さらに、インフラレベルだけではなくアプリケーションレベルにおいて、標準仕様書に準拠したものへ移行することにより、従来の個別自治体のシステムに応じたカスタマイズ対応を不要にし、アプリケーションを共同利用することで運用コストを削減する必要もあると考えています。
現在、地方自治体にガバメントクラウドを安心して利用していただけるように、複数の団体が、ガバメントクラウドを利用する先行事業を行っています。その投資対効果も検証しているところでございます。そこで得られた知見を、より投資対効果が出るような統一、標準化の取組として推進をしていきたいというふうに考えております。
○浅野委員 ありがとうございました。
クラウド化したときに、様々な、自動化の機能があったりだとか、いわゆるマネジメント、これもいわゆる一種の自動化ですよね、自動でマネジメントしてもらえる機能を使ってコストを削減していくということなんですけれども、ちょっと大臣、是非今後、デジタルに関する議論をする際に、言葉をもう少し平易な言い方でしていただけると我々も理解しやすいので、よろしくお願いいたします。

### 収集データ:
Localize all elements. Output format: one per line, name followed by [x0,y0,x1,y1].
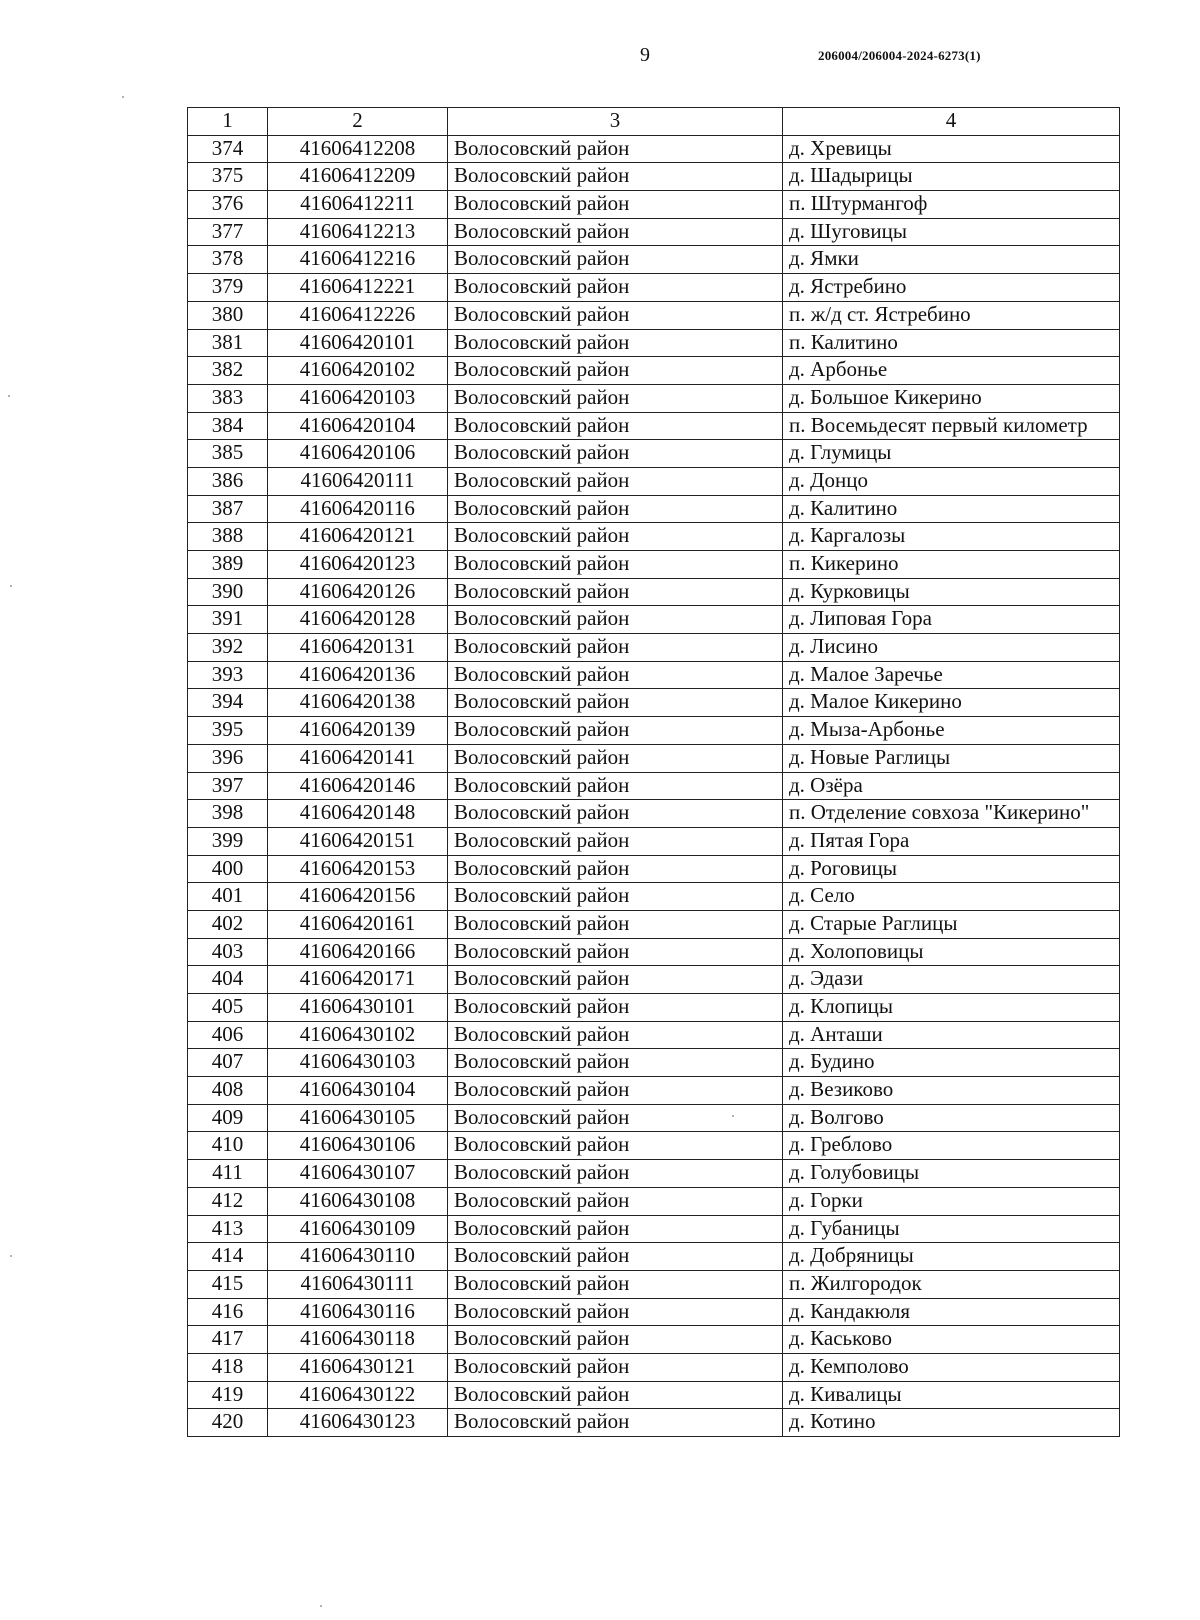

### 課題 1:
ガバメントクラウドについてのやり取りから、「さらに、インフラレベルだけで」から「というふうに考えております。」までを、その両方も含めて、そのまま書き写してください。
### 課題 2:
ガバメントクラウドについてのやり取りを、最後の文のあとから続けて書き進めてください。

### 回答 1:
さらに、インフラレベルだけではなくアプリケーションレベルにおいて、標準仕様書に準拠したものへ移行することにより、従来の個別自治体のシステムに応じたカスタマイズ対応を不要にし、アプリケーションを共同利用することで運用コストを削減する必要もあると考えています。
現在、地方自治体にガバメントクラウドを安心して利用していただけるように、複数の団体が、ガバメントクラウドを利用する先行事業を行っています。その投資対効果も検証しているところでございます。そこで得られた知見を、より投資対効果が出るような統一、標準化の取組として推進をしていきたいというふうに考えております。

### 回答 2:
ちなみに、オンプレミス環境というのは、実際にサーバーやシステムのハードウェアから自治体が保有する状態のことをいいますが、クラウド化というのは、いずれかの場所に集約されたデータセンターに、その機能を含めて、ハードウェアを含めて集約するということですので、当然ながらコストメリットというのは出てくるかと思います。
二問目の質問ですけれども、今、クラウド化することによって、いろいろな機能が使えるということがございました。ただ、自治体の情報システムというのは、当然ながら、自治体の施策の内容であったり、あるいは様々な環境変化に応じて適宜改修をされながらこれまで運用されてきております。
その改修費用についてなんですけれども、ガバメントクラウドにすると、要は自治体が保有していないハードウェア上の機能改修になりますので、これは自治体が負担するべきなのかどうかというところに今少し疑問が湧いてまいります。国の負担なのか、自治体の負担なのか、その考え方についてお答えいただけますでしょうか。
○牧島国務大臣 御指摘ございました制度改正に伴うシステム改修費用については、これまでの個別の自治体のシステムについても、国の法令改正によって地方公共団体の事務に変更が生じる場合に、当該事務に係るシステム改修に要する経費については、例えば国庫補助や地方財政措置などが講じられてきたものと承知しております。
今後も、事務の性質や制度の見直しの内容等に応じてにはなるものの、必要な財政措置がなされるものと認識しております。また、これらの財政措置については、制度を所管する関係府省庁とよく協議をしながら進めてまいりたいと存じます。
○浅野委員 これは、実際、私、今回の質疑に臨むに当たって、情報システムを開発している方々にも少し話を聞いたんですね。やはり、今の話の部分なんですけれども、内容にもよるという話がございました。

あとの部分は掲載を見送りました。